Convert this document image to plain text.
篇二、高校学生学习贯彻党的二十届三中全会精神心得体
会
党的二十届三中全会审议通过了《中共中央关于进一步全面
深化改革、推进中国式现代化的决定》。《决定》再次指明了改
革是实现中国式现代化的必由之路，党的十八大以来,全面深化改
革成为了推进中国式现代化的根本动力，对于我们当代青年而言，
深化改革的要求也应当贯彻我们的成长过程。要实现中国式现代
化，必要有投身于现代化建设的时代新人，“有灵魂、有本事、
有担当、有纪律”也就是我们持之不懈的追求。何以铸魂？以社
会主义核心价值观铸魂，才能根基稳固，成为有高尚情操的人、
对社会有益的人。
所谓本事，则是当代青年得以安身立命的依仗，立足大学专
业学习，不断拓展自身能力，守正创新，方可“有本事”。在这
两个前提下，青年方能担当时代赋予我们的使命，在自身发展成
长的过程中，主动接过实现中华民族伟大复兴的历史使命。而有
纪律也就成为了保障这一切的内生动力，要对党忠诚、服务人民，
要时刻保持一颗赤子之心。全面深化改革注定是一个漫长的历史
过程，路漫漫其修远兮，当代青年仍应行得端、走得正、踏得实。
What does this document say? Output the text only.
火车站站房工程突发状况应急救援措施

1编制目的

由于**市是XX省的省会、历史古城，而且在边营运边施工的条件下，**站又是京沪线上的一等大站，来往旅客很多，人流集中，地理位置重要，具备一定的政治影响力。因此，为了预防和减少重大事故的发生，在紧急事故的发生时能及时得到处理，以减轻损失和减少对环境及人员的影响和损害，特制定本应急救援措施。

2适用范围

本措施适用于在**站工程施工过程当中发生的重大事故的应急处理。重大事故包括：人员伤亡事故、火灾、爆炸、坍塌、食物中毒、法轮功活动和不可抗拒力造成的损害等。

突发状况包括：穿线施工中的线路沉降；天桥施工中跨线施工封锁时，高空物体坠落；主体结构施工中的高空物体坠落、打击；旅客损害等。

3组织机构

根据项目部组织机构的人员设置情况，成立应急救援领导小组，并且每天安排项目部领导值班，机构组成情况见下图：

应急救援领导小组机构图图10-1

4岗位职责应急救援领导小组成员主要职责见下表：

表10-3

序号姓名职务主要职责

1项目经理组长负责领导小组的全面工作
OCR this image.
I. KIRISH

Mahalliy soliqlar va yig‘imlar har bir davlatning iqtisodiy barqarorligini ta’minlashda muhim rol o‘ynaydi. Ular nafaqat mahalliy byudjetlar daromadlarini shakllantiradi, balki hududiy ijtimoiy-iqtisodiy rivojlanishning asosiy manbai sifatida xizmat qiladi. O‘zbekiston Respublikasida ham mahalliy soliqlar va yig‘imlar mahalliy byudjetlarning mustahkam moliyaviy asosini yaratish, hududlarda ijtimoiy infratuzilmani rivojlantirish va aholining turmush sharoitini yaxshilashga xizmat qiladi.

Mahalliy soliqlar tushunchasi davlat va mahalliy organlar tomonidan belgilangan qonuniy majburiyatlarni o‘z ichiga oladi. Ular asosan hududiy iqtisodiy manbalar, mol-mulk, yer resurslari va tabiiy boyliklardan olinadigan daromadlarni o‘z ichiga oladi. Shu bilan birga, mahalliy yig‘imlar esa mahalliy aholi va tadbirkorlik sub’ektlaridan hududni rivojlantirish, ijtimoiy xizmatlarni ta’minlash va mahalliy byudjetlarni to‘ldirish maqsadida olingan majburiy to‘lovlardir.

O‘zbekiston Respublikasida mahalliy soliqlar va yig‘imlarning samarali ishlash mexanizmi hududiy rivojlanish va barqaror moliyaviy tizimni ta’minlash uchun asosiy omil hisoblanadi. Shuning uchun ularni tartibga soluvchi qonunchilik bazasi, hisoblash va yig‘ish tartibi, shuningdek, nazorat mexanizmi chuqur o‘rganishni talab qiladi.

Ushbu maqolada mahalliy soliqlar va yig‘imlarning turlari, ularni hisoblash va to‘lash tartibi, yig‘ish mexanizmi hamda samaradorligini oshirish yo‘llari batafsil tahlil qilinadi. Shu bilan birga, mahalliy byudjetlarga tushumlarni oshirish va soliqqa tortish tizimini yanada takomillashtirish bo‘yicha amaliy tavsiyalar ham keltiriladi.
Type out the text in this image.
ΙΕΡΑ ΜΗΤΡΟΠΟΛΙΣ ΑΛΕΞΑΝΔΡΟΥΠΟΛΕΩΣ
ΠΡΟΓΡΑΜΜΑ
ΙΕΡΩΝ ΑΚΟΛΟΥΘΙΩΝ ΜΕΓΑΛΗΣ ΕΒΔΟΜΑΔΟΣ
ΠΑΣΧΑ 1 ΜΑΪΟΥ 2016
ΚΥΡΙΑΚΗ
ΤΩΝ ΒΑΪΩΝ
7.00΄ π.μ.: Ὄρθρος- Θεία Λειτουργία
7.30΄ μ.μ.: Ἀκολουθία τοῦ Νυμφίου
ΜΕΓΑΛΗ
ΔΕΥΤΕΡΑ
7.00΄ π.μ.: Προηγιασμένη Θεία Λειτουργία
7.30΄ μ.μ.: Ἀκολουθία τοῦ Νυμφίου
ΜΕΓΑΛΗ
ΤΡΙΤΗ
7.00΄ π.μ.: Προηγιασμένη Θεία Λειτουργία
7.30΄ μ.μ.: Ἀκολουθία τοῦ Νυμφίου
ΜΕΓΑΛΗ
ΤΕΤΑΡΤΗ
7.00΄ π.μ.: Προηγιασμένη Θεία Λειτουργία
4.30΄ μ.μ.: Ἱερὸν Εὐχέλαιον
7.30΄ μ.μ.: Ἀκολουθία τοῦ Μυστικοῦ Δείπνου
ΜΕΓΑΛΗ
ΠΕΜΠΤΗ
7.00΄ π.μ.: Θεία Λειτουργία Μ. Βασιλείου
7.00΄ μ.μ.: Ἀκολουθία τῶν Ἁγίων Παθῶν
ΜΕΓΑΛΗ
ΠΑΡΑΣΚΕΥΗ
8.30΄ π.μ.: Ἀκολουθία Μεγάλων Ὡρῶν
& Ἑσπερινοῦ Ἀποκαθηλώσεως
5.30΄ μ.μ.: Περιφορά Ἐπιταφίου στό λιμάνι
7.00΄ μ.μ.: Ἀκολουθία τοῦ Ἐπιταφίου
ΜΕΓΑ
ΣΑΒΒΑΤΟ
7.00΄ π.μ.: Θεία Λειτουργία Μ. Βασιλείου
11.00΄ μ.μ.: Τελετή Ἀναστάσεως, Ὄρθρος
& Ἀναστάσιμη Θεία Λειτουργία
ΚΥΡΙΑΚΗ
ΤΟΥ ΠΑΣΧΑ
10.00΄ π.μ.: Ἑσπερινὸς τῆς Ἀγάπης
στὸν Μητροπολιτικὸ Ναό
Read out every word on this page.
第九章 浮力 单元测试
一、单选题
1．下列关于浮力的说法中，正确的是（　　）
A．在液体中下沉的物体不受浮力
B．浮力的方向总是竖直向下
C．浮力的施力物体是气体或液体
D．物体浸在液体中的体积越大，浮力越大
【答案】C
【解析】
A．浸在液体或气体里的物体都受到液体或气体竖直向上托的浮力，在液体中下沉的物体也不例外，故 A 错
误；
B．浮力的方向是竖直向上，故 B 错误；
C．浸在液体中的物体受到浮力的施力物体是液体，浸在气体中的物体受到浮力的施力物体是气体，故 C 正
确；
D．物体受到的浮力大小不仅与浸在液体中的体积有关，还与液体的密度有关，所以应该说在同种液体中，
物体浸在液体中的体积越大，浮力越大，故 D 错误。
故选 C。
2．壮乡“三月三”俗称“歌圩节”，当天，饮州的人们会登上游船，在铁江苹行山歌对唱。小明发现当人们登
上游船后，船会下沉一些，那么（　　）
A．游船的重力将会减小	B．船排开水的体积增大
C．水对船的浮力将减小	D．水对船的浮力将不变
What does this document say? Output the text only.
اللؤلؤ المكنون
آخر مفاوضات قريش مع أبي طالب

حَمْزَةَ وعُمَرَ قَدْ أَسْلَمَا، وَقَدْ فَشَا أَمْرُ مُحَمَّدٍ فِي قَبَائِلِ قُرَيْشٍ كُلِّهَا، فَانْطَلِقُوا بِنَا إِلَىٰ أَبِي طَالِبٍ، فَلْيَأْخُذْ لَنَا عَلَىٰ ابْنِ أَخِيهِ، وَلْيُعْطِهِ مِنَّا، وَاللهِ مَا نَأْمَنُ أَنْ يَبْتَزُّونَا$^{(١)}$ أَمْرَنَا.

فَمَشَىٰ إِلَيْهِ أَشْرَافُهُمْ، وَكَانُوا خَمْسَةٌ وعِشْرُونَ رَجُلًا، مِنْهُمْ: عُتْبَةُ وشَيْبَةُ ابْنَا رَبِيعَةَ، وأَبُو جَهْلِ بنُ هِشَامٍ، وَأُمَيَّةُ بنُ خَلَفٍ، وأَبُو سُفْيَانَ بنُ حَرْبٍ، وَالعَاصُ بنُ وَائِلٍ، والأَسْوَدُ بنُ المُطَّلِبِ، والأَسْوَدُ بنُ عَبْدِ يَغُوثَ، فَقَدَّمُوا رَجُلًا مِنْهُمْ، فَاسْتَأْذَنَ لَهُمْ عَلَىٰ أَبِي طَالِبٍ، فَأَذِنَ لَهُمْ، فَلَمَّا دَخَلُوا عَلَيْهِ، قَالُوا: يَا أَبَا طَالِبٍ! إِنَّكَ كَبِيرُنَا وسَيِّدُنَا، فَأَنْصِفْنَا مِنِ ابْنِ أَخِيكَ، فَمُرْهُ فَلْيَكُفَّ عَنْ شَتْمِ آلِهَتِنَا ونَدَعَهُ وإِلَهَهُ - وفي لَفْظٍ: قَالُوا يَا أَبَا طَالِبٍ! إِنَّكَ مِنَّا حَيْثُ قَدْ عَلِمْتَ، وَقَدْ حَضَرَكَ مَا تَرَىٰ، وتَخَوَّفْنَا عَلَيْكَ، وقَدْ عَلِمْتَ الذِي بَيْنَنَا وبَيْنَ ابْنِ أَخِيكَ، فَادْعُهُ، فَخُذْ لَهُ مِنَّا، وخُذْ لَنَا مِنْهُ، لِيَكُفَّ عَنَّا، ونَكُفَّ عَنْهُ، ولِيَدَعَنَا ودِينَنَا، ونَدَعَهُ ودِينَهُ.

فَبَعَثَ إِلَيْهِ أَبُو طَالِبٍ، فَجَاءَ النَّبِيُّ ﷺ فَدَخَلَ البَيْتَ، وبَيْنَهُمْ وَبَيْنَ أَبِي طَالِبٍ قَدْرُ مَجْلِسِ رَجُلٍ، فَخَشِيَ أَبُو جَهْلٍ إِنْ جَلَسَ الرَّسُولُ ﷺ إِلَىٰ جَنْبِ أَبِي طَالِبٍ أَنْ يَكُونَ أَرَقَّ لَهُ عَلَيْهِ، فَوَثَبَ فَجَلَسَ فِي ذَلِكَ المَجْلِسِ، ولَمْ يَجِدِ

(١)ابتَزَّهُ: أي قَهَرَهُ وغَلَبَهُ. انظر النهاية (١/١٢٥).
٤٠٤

--------

* _Set problem_: Copy every line of the material in which the word "mexanizmi" occurs.

* _Exercise solution_:
O‘zbekiston Respublikasida mahalliy soliqlar va yig‘imlarning samarali ishlash mexanizmi hududiy rivojlanish va barqaror moliyaviy tizimni ta’minlash uchun asosiy omil hisoblanadi. Shuning uchun ularni tartibga soluvchi qonunchilik bazasi, hisoblash va yig‘ish tartibi, shuningdek, nazorat mexanizmi chuqur o‘rganishni talab qiladi.
Ushbu maqolada mahalliy soliqlar va yig‘imlarning turlari, ularni hisoblash va to‘lash tartibi, yig‘ish mexanizmi hamda samaradorligini oshirish yo‘llari batafsil tahlil qilinadi. Shu bilan birga, mahalliy byudjetlarga tushumlarni oshirish va soliqqa tortish tizimini yanada takomillashtirish bo‘yicha amaliy tavsiyalar ham keltiriladi.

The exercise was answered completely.